#### Data listing

────

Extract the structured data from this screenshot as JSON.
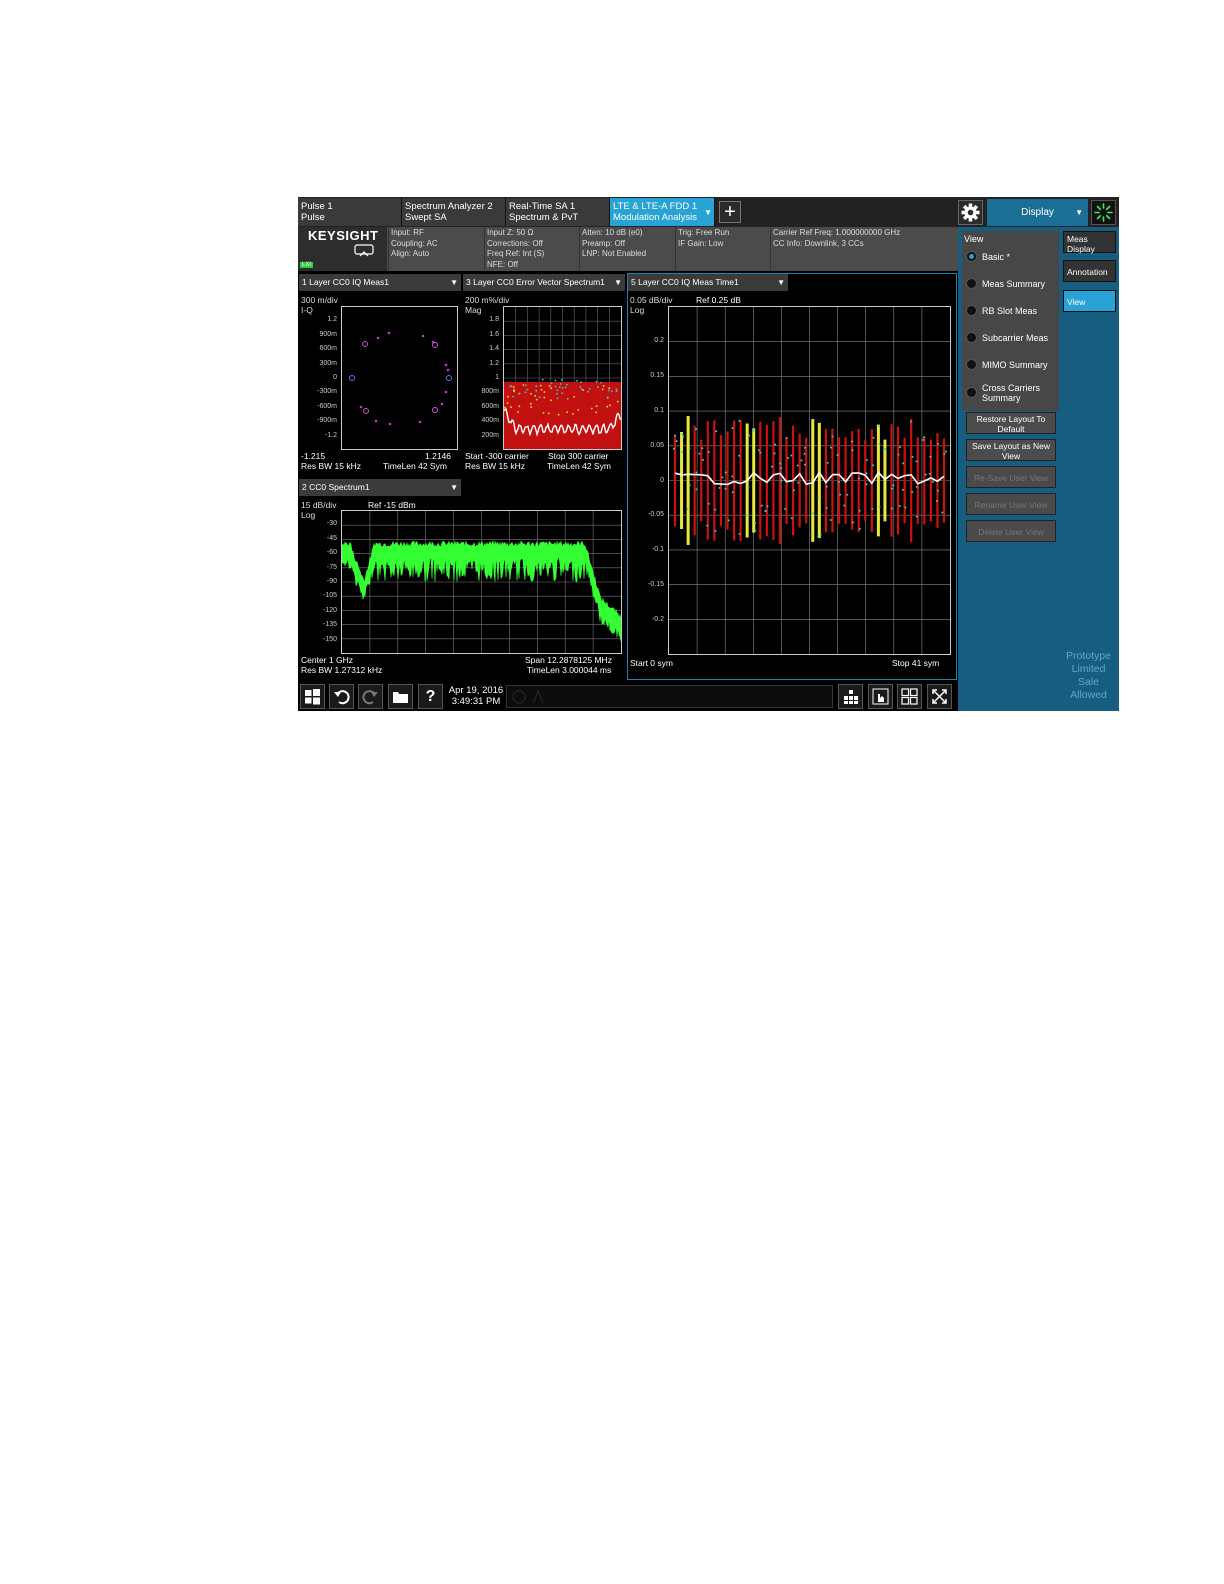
{
  "tabs": [
    {
      "l1": "Pulse 1",
      "l2": "Pulse"
    },
    {
      "l1": "Spectrum Analyzer 2",
      "l2": "Swept SA"
    },
    {
      "l1": "Real-Time SA 1",
      "l2": "Spectrum & PvT"
    },
    {
      "l1": "LTE & LTE-A FDD 1",
      "l2": "Modulation Analysis"
    }
  ],
  "add_tab": "+",
  "display_label": "Display",
  "dropdown_glyph": "▼",
  "brand": "KEYSIGHT",
  "lxi": "LXI",
  "info": {
    "c1": [
      "Input: RF",
      "Coupling: AC",
      "Align: Auto"
    ],
    "c2": [
      "Input Z: 50 Ω",
      "Corrections: Off",
      "Freq Ref: Int (S)",
      "NFE: Off"
    ],
    "c3": [
      "Atten: 10 dB (e0)",
      "Preamp: Off",
      "LNP: Not Enabled"
    ],
    "c4": [
      "Trig: Free Run",
      "IF Gain: Low"
    ],
    "c5": [
      "Carrier Ref Freq: 1.000000000 GHz",
      "CC Info: Downlink, 3 CCs"
    ]
  },
  "w1": {
    "title": "1 Layer CC0 IQ Meas1",
    "scale": "300 m/div",
    "unit": "I-Q",
    "yticks": [
      "1.2",
      "900m",
      "600m",
      "300m",
      "0",
      "-300m",
      "-600m",
      "-900m",
      "-1.2"
    ],
    "xmin": "-1.215",
    "xmax": "1.2146",
    "f1": "Res BW 15 kHz",
    "f2": "TimeLen 42  Sym"
  },
  "w3": {
    "title": "3 Layer CC0 Error Vector Spectrum1",
    "scale": "200 m%/div",
    "unit": "Mag",
    "yticks": [
      "1.8",
      "1.6",
      "1.4",
      "1.2",
      "1",
      "800m",
      "600m",
      "400m",
      "200m"
    ],
    "start": "Start -300  carrier",
    "stop": "Stop 300  carrier",
    "f1": "Res BW 15 kHz",
    "f2": "TimeLen 42  Sym"
  },
  "w2": {
    "title": "2 CC0 Spectrum1",
    "scale": "15 dB/div",
    "ref": "Ref -15 dBm",
    "unit": "Log",
    "yticks": [
      "-30",
      "-45",
      "-60",
      "-75",
      "-90",
      "-105",
      "-120",
      "-135",
      "-150"
    ],
    "center": "Center 1 GHz",
    "span": "Span 12.2878125 MHz",
    "rbw": "Res BW 1.27312 kHz",
    "tl": "TimeLen 3.000044 ms"
  },
  "w5": {
    "title": "5 Layer CC0 IQ Meas Time1",
    "scale": "0.05 dB/div",
    "ref": "Ref 0.25 dB",
    "unit": "Log",
    "yticks": [
      "0.2",
      "0.15",
      "0.1",
      "0.05",
      "0",
      "-0.05",
      "-0.1",
      "-0.15",
      "-0.2"
    ],
    "start": "Start 0  sym",
    "stop": "Stop 41  sym"
  },
  "side": {
    "view_label": "View",
    "options": [
      "Basic *",
      "Meas Summary",
      "RB Slot Meas",
      "Subcarrier Meas",
      "MIMO Summary",
      "Cross Carriers Summary"
    ],
    "buttons": [
      {
        "text": "Restore Layout To Default",
        "enabled": true
      },
      {
        "text": "Save Layout as New View",
        "enabled": true
      },
      {
        "text": "Re-Save User View",
        "enabled": false
      },
      {
        "text": "Rename User View",
        "enabled": false
      },
      {
        "text": "Delete User View",
        "enabled": false
      }
    ],
    "right_tabs": [
      "Meas Display",
      "Annotation",
      "View"
    ],
    "prototype": [
      "Prototype",
      "Limited",
      "Sale",
      "Allowed"
    ]
  },
  "taskbar": {
    "help": "?",
    "date": "Apr 19, 2016",
    "time": "3:49:31 PM"
  },
  "colors": {
    "accent": "#29a3d6",
    "spectrum": "#33ff33",
    "evm_band": "#cc1111",
    "trace_yellow": "#e8e83a",
    "trace_cyan": "#33cccc"
  }
}
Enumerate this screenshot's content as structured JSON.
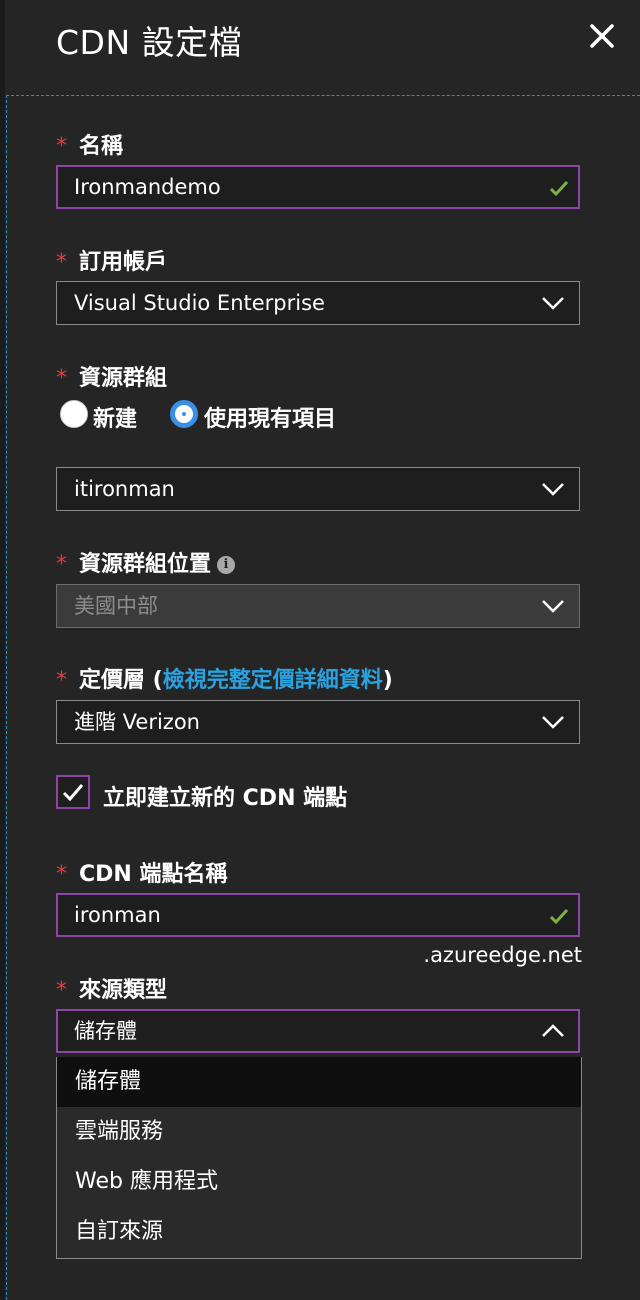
{
  "header": {
    "title": "CDN 設定檔",
    "close_icon": "close-icon"
  },
  "required_marker": "*",
  "name_field": {
    "label": "名稱",
    "value": "Ironmandemo",
    "valid_icon": "checkmark-icon"
  },
  "subscription": {
    "label": "訂用帳戶",
    "value": "Visual Studio Enterprise"
  },
  "resource_group": {
    "label": "資源群組",
    "options": [
      {
        "label": "新建",
        "selected": false
      },
      {
        "label": "使用現有項目",
        "selected": true
      }
    ],
    "value": "itironman"
  },
  "resource_group_location": {
    "label": "資源群組位置",
    "info_icon": "info-icon",
    "info_glyph": "i",
    "value": "美國中部",
    "disabled": true
  },
  "pricing_tier": {
    "label_before": "定價層 (",
    "link": "檢視完整定價詳細資料",
    "label_after": ")",
    "value": "進階 Verizon"
  },
  "create_endpoint": {
    "label": "立即建立新的 CDN 端點",
    "checked": true
  },
  "endpoint_name": {
    "label": "CDN 端點名稱",
    "value": "ironman",
    "suffix": ".azureedge.net",
    "valid_icon": "checkmark-icon"
  },
  "origin_type": {
    "label": "來源類型",
    "value": "儲存體",
    "expanded": true,
    "options": [
      "儲存體",
      "雲端服務",
      "Web 應用程式",
      "自訂來源"
    ],
    "selected_index": 0
  },
  "colors": {
    "background": "#252526",
    "accent": "#8e44ad",
    "required": "#e53935",
    "link": "#2aa2e0",
    "valid": "#7cb342",
    "radio": "#3a8fe6"
  }
}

────

#### INSTRUCTIONS TO FOLLOW
Pull out every line above that holds the word "JSON".

#### WRITTEN ANSWER
Extract the structured data from this screenshot as JSON.
Enumerate this screenshot's content as structured JSON.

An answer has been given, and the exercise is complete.